§ **The task**: Write out all of the data exactly as it appears.

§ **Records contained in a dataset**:
++++++++++++++++++++
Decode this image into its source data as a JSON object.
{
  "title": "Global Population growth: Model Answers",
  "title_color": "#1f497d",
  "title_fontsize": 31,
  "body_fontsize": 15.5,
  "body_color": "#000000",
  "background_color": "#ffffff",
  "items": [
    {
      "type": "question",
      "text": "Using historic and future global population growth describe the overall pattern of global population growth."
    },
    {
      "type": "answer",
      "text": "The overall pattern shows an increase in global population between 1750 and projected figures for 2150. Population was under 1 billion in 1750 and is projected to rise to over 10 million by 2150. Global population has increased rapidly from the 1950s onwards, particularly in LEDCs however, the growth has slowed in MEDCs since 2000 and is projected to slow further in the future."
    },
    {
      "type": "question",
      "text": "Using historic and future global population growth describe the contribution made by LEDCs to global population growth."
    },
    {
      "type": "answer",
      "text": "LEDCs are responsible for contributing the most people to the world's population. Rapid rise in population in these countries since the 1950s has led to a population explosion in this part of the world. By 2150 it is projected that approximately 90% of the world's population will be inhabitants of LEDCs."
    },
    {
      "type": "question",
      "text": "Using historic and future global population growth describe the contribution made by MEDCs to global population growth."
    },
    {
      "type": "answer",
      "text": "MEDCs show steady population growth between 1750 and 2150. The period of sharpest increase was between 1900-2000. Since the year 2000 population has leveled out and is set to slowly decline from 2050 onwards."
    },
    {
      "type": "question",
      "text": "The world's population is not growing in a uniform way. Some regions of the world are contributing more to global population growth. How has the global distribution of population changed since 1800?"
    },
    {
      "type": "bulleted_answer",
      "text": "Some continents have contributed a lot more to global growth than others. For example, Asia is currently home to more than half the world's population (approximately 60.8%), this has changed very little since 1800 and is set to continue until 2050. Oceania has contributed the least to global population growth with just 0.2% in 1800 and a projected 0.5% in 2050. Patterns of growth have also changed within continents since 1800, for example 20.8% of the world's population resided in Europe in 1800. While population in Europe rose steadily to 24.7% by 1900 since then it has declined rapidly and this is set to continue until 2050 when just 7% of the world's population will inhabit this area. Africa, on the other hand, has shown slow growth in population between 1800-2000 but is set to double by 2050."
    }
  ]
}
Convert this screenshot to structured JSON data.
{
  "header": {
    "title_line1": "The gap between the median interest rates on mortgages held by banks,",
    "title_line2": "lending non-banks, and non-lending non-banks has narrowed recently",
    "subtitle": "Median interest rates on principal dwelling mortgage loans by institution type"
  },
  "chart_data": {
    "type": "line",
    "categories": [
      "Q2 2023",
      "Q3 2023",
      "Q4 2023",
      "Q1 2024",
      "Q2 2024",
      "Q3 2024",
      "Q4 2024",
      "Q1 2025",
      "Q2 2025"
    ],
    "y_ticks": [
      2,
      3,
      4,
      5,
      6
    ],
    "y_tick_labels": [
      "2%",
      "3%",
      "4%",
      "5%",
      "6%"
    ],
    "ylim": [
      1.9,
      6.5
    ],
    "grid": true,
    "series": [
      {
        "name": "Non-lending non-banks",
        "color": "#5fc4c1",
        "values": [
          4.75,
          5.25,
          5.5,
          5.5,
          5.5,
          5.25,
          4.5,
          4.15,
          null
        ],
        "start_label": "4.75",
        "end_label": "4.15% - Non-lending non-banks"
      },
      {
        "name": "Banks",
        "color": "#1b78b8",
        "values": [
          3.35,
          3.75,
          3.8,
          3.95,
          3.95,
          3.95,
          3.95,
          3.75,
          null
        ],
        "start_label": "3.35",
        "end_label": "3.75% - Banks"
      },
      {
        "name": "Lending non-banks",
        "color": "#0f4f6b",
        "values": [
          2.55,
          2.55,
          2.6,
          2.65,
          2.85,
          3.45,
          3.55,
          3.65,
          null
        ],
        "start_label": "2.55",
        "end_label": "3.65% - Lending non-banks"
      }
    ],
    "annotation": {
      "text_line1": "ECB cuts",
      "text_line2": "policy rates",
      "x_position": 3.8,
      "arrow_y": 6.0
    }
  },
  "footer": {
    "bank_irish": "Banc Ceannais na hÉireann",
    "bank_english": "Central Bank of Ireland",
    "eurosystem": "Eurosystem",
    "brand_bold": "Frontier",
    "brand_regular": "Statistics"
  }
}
++++++++++++++++++++
§ **Answer to this task**:
Decode this image into its source data as a JSON object.
{
  "title": "Global Population growth: Model Answers",
  "title_color": "#1f497d",
  "title_fontsize": 31,
  "body_fontsize": 15.5,
  "body_color": "#000000",
  "background_color": "#ffffff",
  "items": [
    {
      "type": "question",
      "text": "Using historic and future global population growth describe the overall pattern of global population growth."
    },
    {
      "type": "answer",
      "text": "The overall pattern shows an increase in global population between 1750 and projected figures for 2150. Population was under 1 billion in 1750 and is projected to rise to over 10 million by 2150. Global population has increased rapidly from the 1950s onwards, particularly in LEDCs however, the growth has slowed in MEDCs since 2000 and is projected to slow further in the future."
    },
    {
      "type": "question",
      "text": "Using historic and future global population growth describe the contribution made by LEDCs to global population growth."
    },
    {
      "type": "answer",
      "text": "LEDCs are responsible for contributing the most people to the world's population. Rapid rise in population in these countries since the 1950s has led to a population explosion in this part of the world. By 2150 it is projected that approximately 90% of the world's population will be inhabitants of LEDCs."
    },
    {
      "type": "question",
      "text": "Using historic and future global population growth describe the contribution made by MEDCs to global population growth."
    },
    {
      "type": "answer",
      "text": "MEDCs show steady population growth between 1750 and 2150. The period of sharpest increase was between 1900-2000. Since the year 2000 population has leveled out and is set to slowly decline from 2050 onwards."
    },
    {
      "type": "question",
      "text": "The world's population is not growing in a uniform way. Some regions of the world are contributing more to global population growth. How has the global distribution of population changed since 1800?"
    },
    {
      "type": "bulleted_answer",
      "text": "Some continents have contributed a lot more to global growth than others. For example, Asia is currently home to more than half the world's population (approximately 60.8%), this has changed very little since 1800 and is set to continue until 2050. Oceania has contributed the least to global population growth with just 0.2% in 1800 and a projected 0.5% in 2050. Patterns of growth have also changed within continents since 1800, for example 20.8% of the world's population resided in Europe in 1800. While population in Europe rose steadily to 24.7% by 1900 since then it has declined rapidly and this is set to continue until 2050 when just 7% of the world's population will inhabit this area. Africa, on the other hand, has shown slow growth in population between 1800-2000 but is set to double by 2050."
    }
  ]
}
Convert this screenshot to structured JSON data.
{
  "header": {
    "title_line1": "The gap between the median interest rates on mortgages held by banks,",
    "title_line2": "lending non-banks, and non-lending non-banks has narrowed recently",
    "subtitle": "Median interest rates on principal dwelling mortgage loans by institution type"
  },
  "chart_data": {
    "type": "line",
    "categories": [
      "Q2 2023",
      "Q3 2023",
      "Q4 2023",
      "Q1 2024",
      "Q2 2024",
      "Q3 2024",
      "Q4 2024",
      "Q1 2025",
      "Q2 2025"
    ],
    "y_ticks": [
      2,
      3,
      4,
      5,
      6
    ],
    "y_tick_labels": [
      "2%",
      "3%",
      "4%",
      "5%",
      "6%"
    ],
    "ylim": [
      1.9,
      6.5
    ],
    "grid": true,
    "series": [
      {
        "name": "Non-lending non-banks",
        "color": "#5fc4c1",
        "values": [
          4.75,
          5.25,
          5.5,
          5.5,
          5.5,
          5.25,
          4.5,
          4.15,
          null
        ],
        "start_label": "4.75",
        "end_label": "4.15% - Non-lending non-banks"
      },
      {
        "name": "Banks",
        "color": "#1b78b8",
        "values": [
          3.35,
          3.75,
          3.8,
          3.95,
          3.95,
          3.95,
          3.95,
          3.75,
          null
        ],
        "start_label": "3.35",
        "end_label": "3.75% - Banks"
      },
      {
        "name": "Lending non-banks",
        "color": "#0f4f6b",
        "values": [
          2.55,
          2.55,
          2.6,
          2.65,
          2.85,
          3.45,
          3.55,
          3.65,
          null
        ],
        "start_label": "2.55",
        "end_label": "3.65% - Lending non-banks"
      }
    ],
    "annotation": {
      "text_line1": "ECB cuts",
      "text_line2": "policy rates",
      "x_position": 3.8,
      "arrow_y": 6.0
    }
  },
  "footer": {
    "bank_irish": "Banc Ceannais na hÉireann",
    "bank_english": "Central Bank of Ireland",
    "eurosystem": "Eurosystem",
    "brand_bold": "Frontier",
    "brand_regular": "Statistics"
  }
}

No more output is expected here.